(Stored records)
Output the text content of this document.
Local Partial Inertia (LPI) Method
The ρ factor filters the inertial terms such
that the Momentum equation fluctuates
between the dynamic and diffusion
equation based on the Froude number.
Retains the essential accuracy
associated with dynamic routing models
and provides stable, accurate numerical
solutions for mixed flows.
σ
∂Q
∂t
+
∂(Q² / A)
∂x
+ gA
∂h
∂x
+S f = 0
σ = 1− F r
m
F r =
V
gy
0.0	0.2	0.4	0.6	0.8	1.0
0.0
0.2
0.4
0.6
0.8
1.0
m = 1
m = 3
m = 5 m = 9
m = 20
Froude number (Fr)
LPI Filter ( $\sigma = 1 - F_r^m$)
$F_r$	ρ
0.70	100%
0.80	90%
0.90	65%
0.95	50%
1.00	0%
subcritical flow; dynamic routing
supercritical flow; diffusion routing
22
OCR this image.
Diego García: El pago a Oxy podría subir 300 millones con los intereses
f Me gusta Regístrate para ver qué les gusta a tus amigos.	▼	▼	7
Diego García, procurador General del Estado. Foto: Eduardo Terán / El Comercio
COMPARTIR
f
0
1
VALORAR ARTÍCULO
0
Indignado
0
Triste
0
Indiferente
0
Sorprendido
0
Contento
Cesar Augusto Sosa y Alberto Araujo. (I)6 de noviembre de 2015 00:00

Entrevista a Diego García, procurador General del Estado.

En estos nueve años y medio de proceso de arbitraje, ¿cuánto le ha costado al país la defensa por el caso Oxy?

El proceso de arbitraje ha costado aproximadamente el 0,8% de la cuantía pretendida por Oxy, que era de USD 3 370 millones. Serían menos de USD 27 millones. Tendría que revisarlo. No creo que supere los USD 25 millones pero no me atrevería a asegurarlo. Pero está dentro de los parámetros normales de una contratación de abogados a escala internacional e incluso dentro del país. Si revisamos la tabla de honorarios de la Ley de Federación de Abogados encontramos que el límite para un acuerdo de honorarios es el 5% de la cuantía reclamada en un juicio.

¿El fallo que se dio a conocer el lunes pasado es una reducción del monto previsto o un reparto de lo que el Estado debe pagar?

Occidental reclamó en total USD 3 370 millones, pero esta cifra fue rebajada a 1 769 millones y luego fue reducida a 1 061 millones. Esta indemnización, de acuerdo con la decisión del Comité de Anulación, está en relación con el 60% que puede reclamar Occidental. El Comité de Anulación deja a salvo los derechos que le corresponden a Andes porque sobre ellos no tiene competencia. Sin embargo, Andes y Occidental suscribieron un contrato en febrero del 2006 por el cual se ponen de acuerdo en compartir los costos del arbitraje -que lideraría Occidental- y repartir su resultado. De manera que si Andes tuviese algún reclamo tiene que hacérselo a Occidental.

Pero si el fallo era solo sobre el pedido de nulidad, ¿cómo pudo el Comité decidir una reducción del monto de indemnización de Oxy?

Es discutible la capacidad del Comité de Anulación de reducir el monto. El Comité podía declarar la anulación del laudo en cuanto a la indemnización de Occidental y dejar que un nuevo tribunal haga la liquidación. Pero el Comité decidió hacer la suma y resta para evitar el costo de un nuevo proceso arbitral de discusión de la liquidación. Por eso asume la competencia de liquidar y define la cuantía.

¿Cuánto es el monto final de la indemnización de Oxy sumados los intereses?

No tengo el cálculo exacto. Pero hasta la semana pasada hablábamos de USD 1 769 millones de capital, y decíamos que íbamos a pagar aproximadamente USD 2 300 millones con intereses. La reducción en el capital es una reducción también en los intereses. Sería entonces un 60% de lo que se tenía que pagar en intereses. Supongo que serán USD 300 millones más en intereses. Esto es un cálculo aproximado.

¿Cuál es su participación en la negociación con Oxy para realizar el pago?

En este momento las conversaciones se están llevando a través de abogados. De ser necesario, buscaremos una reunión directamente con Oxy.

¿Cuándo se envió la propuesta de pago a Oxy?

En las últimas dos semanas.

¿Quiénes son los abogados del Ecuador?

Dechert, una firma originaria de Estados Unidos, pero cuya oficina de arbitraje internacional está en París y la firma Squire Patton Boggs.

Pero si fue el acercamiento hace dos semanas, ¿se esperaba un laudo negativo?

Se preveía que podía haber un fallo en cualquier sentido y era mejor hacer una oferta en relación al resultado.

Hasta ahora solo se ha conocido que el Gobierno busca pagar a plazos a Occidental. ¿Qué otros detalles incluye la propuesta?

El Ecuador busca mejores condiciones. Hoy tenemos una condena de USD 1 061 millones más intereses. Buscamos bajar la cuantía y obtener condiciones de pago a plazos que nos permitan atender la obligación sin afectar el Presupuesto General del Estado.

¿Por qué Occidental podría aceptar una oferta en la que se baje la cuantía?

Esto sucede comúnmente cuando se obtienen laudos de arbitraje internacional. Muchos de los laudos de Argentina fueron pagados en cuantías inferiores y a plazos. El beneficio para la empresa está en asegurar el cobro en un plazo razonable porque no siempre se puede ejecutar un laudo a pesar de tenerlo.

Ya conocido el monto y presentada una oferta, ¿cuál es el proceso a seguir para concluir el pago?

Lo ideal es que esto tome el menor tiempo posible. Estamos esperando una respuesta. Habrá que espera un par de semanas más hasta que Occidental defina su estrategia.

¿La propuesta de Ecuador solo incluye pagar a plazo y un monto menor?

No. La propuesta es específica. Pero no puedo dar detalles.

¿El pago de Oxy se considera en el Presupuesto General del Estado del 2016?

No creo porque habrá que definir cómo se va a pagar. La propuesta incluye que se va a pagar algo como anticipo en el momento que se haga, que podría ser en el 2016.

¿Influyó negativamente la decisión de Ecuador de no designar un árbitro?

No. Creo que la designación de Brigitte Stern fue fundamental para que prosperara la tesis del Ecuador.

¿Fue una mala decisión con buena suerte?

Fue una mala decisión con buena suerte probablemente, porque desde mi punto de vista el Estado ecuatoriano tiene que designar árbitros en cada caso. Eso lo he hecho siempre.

• WHAT TO DO: Look through the data above. Find each line with the string "conocido" and copy it.

• OUTPUT OF THE TASK:
Hasta ahora solo se ha conocido que el Gobierno busca pagar a plazos a Occidental. ¿Qué otros detalles incluye la propuesta?
Ya conocido el monto y presentada una oferta, ¿cuál es el proceso a seguir para concluir el pago?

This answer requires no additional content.